[TASK DETAILS]
Count the lines below that contain "Tavianini". Answer with the number alone.

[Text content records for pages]

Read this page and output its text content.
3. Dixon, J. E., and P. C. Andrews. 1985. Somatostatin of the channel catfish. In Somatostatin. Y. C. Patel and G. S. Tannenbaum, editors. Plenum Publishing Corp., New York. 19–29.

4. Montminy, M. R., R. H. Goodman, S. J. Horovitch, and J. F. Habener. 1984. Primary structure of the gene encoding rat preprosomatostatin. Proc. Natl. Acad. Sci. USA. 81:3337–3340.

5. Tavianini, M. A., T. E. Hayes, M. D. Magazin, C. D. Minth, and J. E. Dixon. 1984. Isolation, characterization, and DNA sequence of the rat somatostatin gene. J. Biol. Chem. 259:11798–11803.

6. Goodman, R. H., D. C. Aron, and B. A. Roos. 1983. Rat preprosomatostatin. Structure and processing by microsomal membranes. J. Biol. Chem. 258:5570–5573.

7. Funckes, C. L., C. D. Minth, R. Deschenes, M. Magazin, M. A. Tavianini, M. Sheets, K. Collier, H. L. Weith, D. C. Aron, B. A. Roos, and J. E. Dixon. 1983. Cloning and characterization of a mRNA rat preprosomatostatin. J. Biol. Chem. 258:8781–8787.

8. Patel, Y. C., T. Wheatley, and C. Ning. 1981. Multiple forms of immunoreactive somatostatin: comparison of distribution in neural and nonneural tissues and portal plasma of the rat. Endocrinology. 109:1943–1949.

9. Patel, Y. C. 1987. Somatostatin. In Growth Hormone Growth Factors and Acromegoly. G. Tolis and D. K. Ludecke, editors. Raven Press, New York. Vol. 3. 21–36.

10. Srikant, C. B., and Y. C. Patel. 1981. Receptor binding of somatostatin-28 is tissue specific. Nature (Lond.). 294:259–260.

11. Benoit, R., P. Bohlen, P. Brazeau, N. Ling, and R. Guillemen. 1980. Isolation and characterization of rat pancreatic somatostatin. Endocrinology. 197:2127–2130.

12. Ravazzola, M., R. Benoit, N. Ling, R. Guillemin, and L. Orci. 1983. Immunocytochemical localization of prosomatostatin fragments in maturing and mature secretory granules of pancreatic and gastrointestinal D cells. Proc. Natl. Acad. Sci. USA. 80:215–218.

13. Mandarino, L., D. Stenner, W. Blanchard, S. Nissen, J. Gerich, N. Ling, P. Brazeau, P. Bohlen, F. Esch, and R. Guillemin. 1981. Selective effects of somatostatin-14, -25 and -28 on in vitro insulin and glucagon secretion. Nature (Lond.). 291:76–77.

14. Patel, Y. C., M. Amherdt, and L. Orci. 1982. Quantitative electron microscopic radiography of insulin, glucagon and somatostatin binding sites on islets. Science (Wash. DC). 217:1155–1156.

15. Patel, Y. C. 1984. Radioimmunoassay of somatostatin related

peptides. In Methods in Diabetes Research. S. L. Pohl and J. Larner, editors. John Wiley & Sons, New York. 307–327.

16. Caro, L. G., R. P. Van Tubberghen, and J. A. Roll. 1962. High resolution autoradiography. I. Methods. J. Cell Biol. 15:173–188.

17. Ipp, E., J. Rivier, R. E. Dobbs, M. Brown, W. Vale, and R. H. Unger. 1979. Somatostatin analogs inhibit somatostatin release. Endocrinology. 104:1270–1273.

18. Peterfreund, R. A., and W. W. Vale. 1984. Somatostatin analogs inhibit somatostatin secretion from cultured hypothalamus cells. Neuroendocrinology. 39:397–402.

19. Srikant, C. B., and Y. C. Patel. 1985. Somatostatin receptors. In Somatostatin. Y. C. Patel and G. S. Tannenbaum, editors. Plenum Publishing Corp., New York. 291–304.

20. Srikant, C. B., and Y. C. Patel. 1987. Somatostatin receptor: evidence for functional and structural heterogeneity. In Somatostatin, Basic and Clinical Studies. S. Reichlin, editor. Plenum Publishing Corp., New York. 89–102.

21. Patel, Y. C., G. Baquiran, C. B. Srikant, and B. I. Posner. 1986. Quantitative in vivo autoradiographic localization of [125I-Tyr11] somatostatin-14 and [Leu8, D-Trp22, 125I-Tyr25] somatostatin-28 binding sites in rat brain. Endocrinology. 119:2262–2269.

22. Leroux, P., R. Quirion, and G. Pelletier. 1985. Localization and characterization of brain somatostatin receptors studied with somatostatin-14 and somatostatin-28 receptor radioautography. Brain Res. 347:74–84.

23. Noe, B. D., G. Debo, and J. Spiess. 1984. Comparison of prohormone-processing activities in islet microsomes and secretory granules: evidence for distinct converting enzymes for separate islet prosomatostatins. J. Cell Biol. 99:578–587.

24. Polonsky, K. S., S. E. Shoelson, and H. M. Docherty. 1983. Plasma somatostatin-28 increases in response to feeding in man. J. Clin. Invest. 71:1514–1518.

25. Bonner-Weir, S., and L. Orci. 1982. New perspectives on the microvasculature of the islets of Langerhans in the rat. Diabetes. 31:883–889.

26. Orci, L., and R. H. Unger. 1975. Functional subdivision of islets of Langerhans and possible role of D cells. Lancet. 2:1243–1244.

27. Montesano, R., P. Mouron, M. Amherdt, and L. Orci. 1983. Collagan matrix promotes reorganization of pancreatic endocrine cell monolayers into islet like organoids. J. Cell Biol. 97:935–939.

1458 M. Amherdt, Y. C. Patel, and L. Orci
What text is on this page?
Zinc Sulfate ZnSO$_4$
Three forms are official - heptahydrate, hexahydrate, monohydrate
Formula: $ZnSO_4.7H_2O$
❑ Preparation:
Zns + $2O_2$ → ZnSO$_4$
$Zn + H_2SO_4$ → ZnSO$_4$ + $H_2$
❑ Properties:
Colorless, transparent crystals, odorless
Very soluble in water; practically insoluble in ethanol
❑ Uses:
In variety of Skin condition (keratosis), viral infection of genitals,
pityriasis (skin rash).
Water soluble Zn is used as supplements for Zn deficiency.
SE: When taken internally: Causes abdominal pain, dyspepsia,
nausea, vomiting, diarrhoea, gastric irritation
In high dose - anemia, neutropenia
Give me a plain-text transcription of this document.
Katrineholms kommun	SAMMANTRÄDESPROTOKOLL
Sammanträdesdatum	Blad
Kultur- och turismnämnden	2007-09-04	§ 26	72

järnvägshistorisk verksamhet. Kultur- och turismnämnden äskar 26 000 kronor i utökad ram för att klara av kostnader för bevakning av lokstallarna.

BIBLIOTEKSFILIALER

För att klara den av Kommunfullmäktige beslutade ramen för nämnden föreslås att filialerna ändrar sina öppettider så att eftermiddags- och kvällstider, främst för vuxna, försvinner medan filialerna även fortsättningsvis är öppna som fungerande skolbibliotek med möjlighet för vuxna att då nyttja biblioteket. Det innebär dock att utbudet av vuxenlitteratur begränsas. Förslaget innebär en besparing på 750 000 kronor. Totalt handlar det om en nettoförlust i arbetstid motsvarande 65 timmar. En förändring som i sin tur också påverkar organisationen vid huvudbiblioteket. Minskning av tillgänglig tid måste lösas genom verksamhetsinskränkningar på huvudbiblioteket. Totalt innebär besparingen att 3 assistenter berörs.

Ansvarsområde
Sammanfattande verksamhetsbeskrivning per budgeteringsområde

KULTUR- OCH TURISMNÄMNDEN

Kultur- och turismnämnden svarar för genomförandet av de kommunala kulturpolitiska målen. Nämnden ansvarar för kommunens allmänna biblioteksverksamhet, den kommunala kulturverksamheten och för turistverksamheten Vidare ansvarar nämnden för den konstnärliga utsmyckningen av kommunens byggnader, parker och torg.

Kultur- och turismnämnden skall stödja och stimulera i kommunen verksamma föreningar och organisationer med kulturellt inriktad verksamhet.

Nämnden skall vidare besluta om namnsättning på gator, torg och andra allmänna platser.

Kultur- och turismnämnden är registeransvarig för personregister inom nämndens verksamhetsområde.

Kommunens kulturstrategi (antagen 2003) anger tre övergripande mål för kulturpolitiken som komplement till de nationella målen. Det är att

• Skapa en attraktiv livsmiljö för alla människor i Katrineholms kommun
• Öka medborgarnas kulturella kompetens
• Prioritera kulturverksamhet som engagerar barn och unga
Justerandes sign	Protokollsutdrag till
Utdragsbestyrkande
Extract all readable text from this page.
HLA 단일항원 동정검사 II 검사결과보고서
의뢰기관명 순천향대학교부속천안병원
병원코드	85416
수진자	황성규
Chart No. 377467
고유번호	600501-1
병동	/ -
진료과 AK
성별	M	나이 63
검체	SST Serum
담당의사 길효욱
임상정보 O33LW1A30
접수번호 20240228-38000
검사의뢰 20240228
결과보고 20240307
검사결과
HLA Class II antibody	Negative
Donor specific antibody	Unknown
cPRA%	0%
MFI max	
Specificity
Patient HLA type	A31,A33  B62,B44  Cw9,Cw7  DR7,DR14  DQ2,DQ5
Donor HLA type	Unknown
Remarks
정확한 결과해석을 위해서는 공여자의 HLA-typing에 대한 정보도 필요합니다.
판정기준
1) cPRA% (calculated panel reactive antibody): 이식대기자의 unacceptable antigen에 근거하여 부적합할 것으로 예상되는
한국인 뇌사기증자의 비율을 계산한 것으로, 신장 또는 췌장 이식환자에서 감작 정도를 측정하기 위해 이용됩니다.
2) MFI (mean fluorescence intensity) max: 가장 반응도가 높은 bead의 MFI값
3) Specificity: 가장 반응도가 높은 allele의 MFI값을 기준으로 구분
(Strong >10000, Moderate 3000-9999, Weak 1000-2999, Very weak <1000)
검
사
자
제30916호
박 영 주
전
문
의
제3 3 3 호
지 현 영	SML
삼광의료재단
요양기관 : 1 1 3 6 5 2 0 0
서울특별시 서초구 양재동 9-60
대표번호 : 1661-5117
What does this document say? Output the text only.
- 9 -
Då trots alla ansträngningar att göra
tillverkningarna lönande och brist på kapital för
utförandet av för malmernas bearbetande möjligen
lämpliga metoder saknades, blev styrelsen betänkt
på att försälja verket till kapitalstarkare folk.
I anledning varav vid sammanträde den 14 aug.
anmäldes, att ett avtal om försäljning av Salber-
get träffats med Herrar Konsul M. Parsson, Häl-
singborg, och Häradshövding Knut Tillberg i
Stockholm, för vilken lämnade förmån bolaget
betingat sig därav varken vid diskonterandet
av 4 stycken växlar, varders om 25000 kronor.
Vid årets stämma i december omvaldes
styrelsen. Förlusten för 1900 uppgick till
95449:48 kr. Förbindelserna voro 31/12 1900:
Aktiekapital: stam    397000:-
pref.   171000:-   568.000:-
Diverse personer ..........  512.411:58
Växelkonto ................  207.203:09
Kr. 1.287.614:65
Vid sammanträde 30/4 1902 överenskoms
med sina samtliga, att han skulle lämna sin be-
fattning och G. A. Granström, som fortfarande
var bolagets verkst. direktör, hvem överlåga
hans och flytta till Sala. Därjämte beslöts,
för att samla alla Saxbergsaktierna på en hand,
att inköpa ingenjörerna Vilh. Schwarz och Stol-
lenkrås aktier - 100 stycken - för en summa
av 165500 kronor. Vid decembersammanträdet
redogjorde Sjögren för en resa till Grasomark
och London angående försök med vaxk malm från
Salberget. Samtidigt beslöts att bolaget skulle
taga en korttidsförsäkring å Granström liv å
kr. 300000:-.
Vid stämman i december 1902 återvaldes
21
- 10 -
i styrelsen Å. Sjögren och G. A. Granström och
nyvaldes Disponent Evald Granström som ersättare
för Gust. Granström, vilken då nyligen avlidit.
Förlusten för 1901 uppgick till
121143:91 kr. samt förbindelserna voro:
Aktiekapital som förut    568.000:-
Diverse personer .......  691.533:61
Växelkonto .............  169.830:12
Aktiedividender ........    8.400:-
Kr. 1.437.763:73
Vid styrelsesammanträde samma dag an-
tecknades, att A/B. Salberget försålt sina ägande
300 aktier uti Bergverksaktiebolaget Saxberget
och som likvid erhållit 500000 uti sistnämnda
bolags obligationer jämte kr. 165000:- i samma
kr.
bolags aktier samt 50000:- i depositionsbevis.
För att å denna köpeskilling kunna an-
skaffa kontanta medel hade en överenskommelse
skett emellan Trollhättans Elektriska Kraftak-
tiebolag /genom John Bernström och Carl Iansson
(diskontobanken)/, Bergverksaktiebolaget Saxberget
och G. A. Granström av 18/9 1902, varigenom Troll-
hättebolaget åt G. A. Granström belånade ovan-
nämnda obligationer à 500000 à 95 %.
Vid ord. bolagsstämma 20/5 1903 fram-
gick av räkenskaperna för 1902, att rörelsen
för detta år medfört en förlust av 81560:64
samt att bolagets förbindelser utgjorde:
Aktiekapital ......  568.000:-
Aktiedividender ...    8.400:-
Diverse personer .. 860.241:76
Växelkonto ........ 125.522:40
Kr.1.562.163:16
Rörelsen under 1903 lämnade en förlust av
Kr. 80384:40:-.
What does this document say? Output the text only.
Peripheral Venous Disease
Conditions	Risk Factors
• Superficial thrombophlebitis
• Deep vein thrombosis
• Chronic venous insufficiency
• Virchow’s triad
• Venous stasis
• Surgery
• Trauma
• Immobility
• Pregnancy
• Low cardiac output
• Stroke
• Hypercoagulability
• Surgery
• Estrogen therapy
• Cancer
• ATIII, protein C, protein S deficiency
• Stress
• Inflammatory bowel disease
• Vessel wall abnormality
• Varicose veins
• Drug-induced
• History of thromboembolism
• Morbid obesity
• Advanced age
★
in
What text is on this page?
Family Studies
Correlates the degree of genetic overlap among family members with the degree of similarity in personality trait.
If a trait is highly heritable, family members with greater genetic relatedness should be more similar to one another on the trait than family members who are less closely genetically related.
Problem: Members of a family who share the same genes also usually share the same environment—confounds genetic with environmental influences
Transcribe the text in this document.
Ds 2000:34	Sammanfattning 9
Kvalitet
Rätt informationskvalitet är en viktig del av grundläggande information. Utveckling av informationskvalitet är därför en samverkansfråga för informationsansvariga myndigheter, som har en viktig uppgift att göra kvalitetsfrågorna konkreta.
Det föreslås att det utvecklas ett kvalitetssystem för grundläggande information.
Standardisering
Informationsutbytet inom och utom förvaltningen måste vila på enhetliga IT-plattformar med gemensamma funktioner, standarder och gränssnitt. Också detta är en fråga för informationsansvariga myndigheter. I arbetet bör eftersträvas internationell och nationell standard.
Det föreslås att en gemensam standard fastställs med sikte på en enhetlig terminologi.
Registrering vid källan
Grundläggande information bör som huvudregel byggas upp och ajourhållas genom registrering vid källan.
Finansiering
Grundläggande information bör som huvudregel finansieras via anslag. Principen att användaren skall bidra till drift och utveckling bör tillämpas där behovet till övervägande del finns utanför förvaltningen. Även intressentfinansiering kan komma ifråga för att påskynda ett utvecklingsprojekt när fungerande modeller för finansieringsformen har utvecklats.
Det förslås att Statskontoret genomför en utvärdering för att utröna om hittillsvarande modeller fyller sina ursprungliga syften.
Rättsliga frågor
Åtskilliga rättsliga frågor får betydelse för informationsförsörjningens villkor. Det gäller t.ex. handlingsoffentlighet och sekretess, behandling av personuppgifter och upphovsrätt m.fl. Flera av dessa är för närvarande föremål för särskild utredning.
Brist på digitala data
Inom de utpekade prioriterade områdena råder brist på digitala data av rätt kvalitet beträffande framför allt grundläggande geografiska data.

[WRITTEN ANSWER]
2